■ Supplied information

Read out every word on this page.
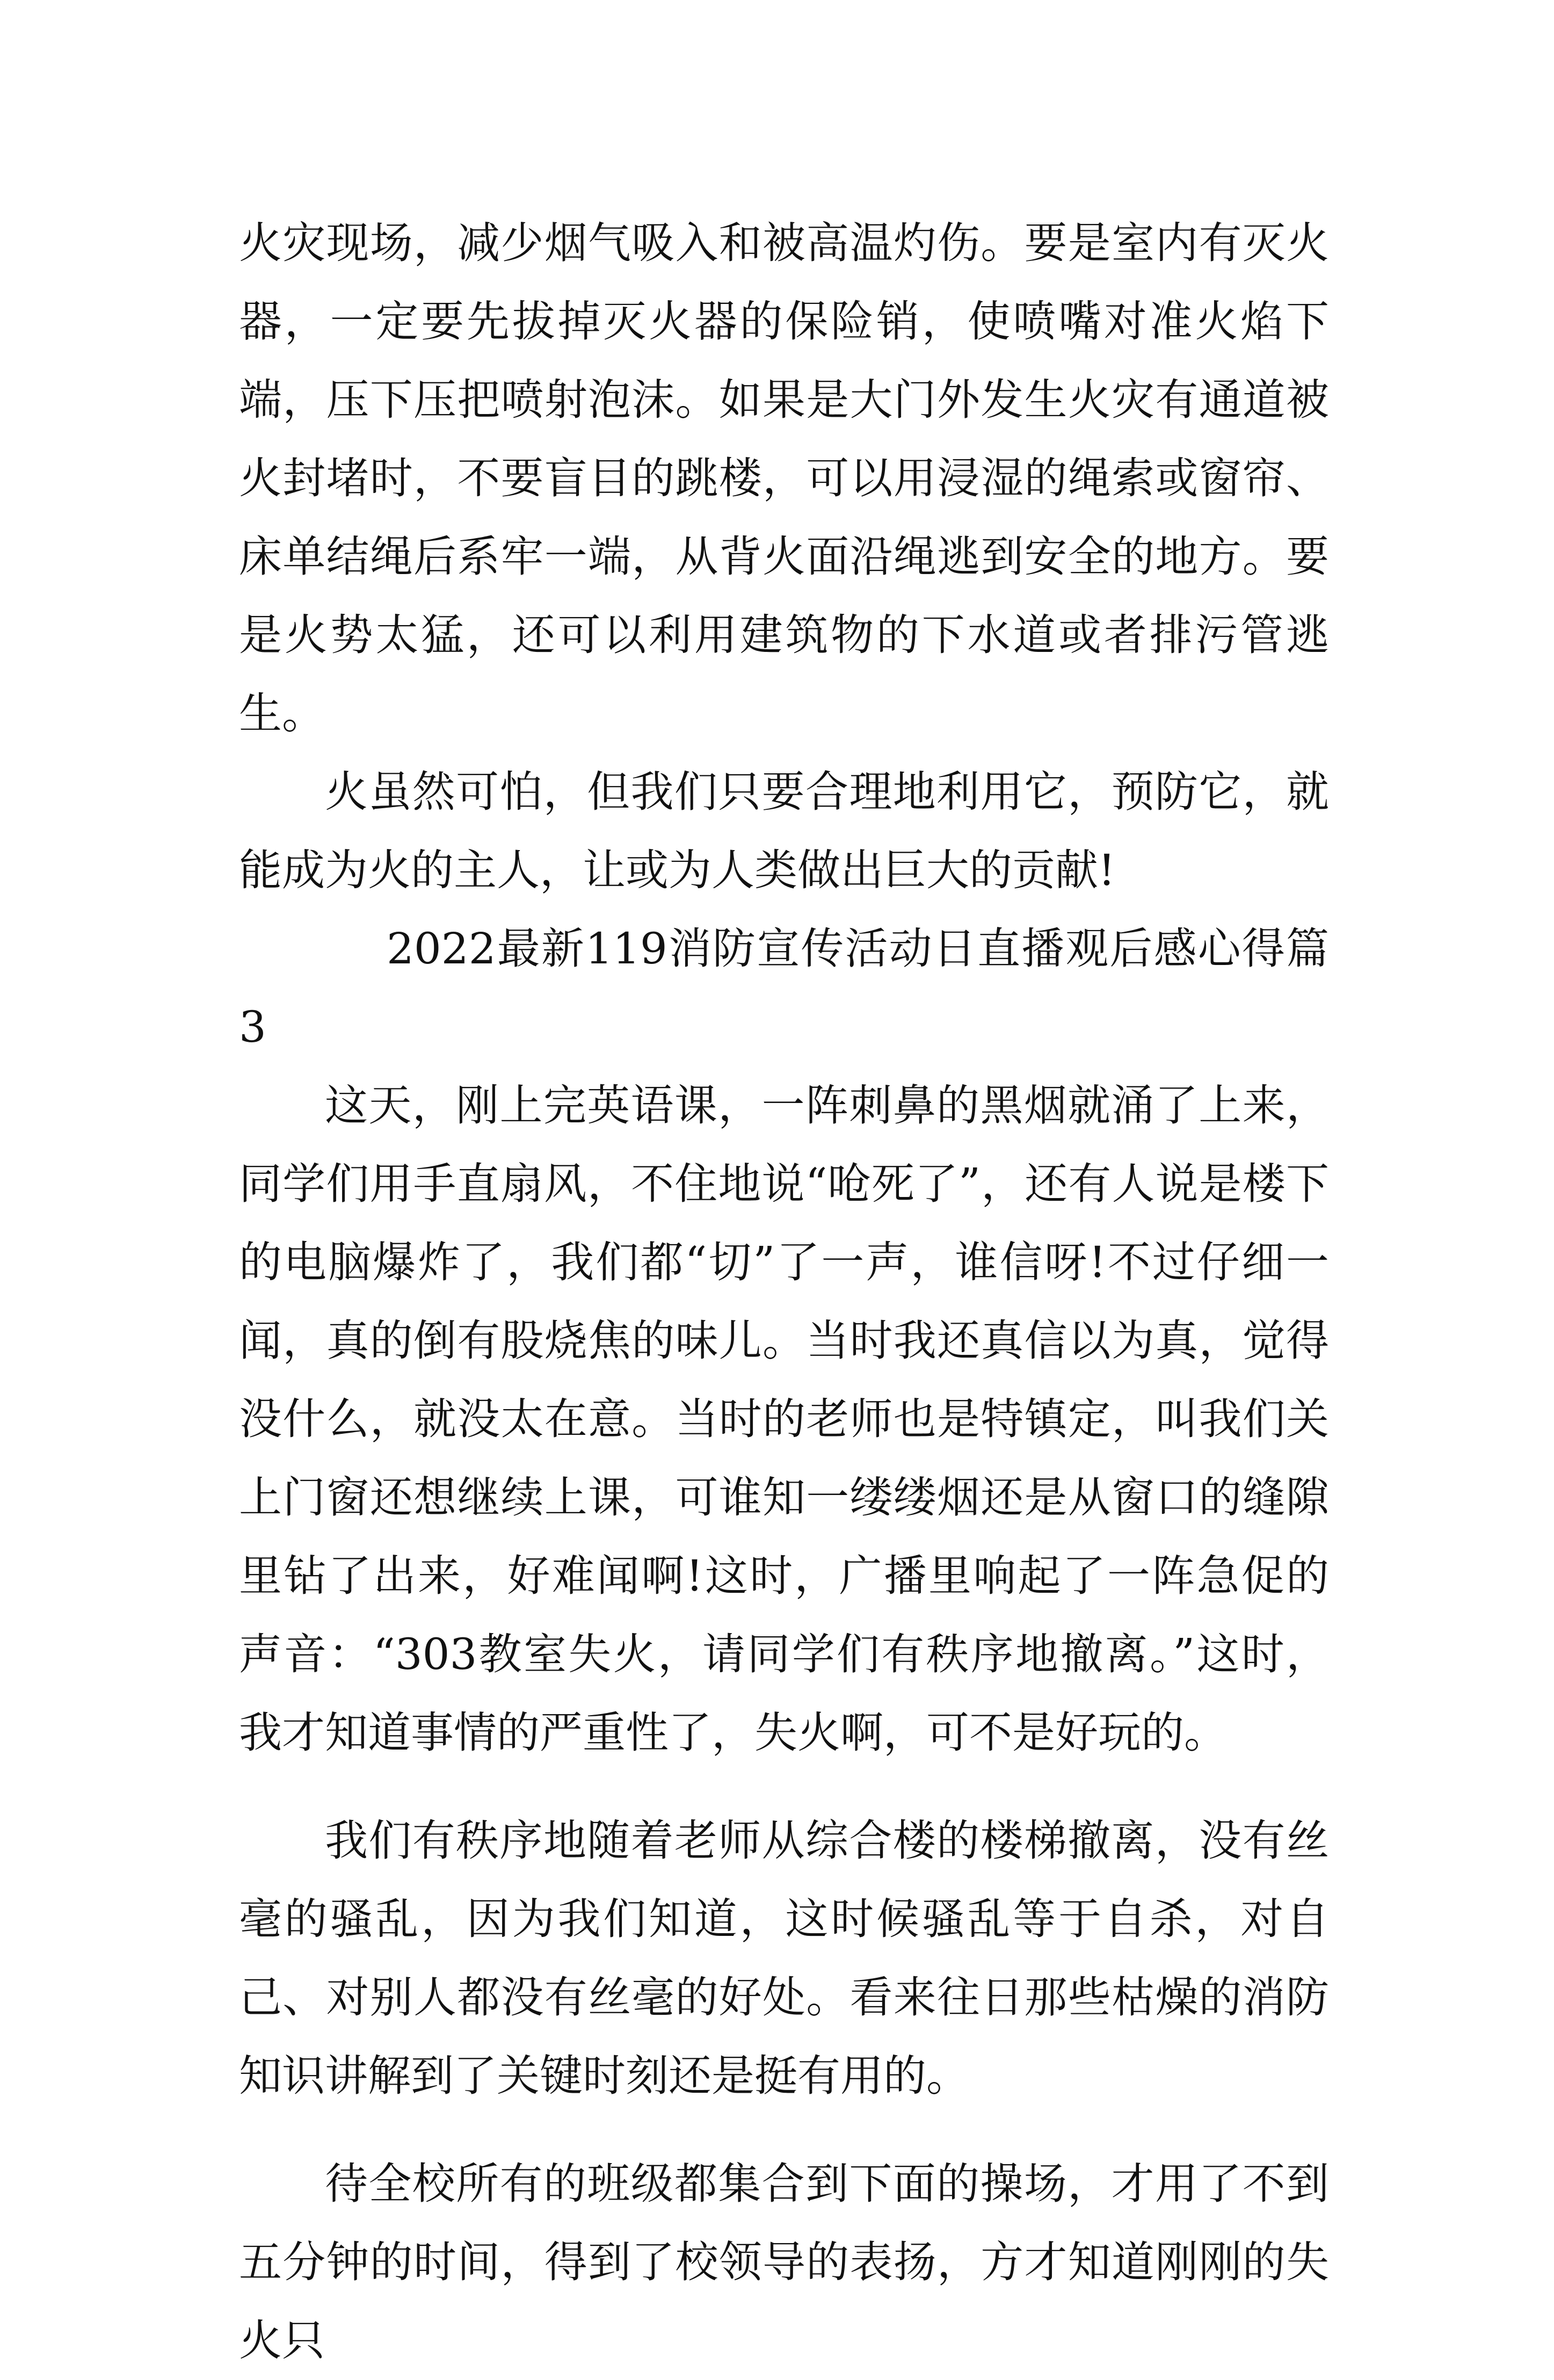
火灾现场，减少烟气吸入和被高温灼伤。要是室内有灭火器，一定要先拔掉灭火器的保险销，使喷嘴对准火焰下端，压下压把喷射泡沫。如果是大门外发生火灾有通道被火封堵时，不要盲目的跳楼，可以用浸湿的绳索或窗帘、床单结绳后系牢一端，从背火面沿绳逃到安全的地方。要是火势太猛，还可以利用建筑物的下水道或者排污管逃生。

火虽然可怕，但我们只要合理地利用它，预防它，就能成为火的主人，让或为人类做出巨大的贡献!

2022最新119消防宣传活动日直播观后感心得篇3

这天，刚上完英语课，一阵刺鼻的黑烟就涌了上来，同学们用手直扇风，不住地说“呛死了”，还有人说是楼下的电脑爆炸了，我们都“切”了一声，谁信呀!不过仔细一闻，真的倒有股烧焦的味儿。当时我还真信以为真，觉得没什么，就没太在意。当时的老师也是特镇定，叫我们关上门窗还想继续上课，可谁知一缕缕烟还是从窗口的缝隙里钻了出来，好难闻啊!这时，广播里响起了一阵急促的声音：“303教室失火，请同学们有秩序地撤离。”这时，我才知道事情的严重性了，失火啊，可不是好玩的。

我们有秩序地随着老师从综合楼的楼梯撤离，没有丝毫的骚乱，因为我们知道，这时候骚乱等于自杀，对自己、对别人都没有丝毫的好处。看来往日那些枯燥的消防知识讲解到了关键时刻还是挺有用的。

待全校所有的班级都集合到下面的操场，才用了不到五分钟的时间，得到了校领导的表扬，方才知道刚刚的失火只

■ Given instruction
Drop the images and quote the entries word for word.

■ Output for this task
Read out every word on this page.
火灾现场，减少烟气吸入和被高温灼伤。要是室内有灭火器，一定要先拔掉灭火器的保险销，使喷嘴对准火焰下端，压下压把喷射泡沫。如果是大门外发生火灾有通道被火封堵时，不要盲目的跳楼，可以用浸湿的绳索或窗帘、床单结绳后系牢一端，从背火面沿绳逃到安全的地方。要是火势太猛，还可以利用建筑物的下水道或者排污管逃生。

火虽然可怕，但我们只要合理地利用它，预防它，就能成为火的主人，让或为人类做出巨大的贡献!

2022最新119消防宣传活动日直播观后感心得篇3

这天，刚上完英语课，一阵刺鼻的黑烟就涌了上来，同学们用手直扇风，不住地说“呛死了”，还有人说是楼下的电脑爆炸了，我们都“切”了一声，谁信呀!不过仔细一闻，真的倒有股烧焦的味儿。当时我还真信以为真，觉得没什么，就没太在意。当时的老师也是特镇定，叫我们关上门窗还想继续上课，可谁知一缕缕烟还是从窗口的缝隙里钻了出来，好难闻啊!这时，广播里响起了一阵急促的声音：“303教室失火，请同学们有秩序地撤离。”这时，我才知道事情的严重性了，失火啊，可不是好玩的。

我们有秩序地随着老师从综合楼的楼梯撤离，没有丝毫的骚乱，因为我们知道，这时候骚乱等于自杀，对自己、对别人都没有丝毫的好处。看来往日那些枯燥的消防知识讲解到了关键时刻还是挺有用的。

待全校所有的班级都集合到下面的操场，才用了不到五分钟的时间，得到了校领导的表扬，方才知道刚刚的失火只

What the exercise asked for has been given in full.